__Supplied records__:
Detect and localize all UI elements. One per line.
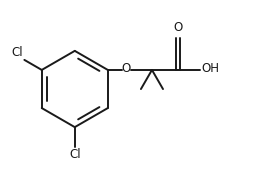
Text: O: O [173,21,183,34]
Text: Cl: Cl [12,46,23,59]
Text: OH: OH [201,62,219,75]
Text: Cl: Cl [69,148,81,161]
Text: O: O [121,62,130,75]
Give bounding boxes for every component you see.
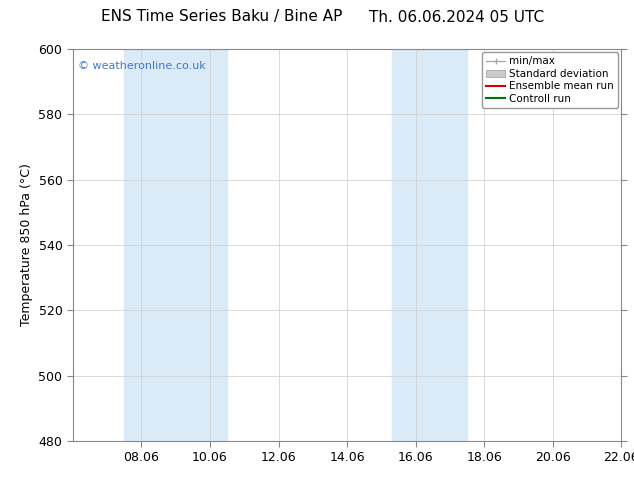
Text: ENS Time Series Baku / Bine AP: ENS Time Series Baku / Bine AP	[101, 9, 342, 24]
Bar	[124, 49, 227, 441]
Y-axis label: Temperature 850 hPa (°C): Temperature 850 hPa (°C)	[20, 164, 33, 326]
Legend: min/max, Standard deviation, Ensemble mean run, Controll run: min/max, Standard deviation, Ensemble me…	[482, 52, 618, 108]
Text: Th. 06.06.2024 05 UTC: Th. 06.06.2024 05 UTC	[369, 9, 544, 24]
Text: © weatheronline.co.uk: © weatheronline.co.uk	[79, 61, 206, 71]
Bar	[392, 49, 467, 441]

__Your goal__: Please put each line of the records above into a Markdown table with the columns Row and Line, numbering the rows and skipping any blank lines. Leave the pictures out of the answer.

__Task solution__:
| Row | Line |
|---|---|
| 1 | Detect and localize all UI elements. One per line. |
| 2 | Text: O: O [173,21,183,34] |
| 3 | Text: Cl: Cl [12,46,23,59] |
| 4 | Text: OH: OH [201,62,219,75] |
| 5 | Text: Cl: Cl [69,148,81,161] |
| 6 | Text: O: O [121,62,130,75] |
| 7 | Give bounding boxes for every component you see. |
| 8 | Text: ENS Time Series Baku / Bine AP: ENS Time Series Baku / Bine AP	[101, 9, 342, 24] |
| 9 | Bar	[124, 49, 227, 441] |
| 10 | Y-axis label: Temperature 850 hPa (°C): Temperature 850 hPa (°C)	[20, 164, 33, 326] |
| 11 | Legend: min/max, Standard deviation, Ensemble mean run, Controll run: min/max, Standard deviation, Ensemble me…	[482, 52, 618, 108] |
| 12 | Text: Th. 06.06.2024 05 UTC: Th. 06.06.2024 05 UTC	[369, 9, 544, 24] |
| 13 | Text: © weatheronline.co.uk: © weatheronline.co.uk	[79, 61, 206, 71] |
| 14 | Bar	[392, 49, 467, 441] |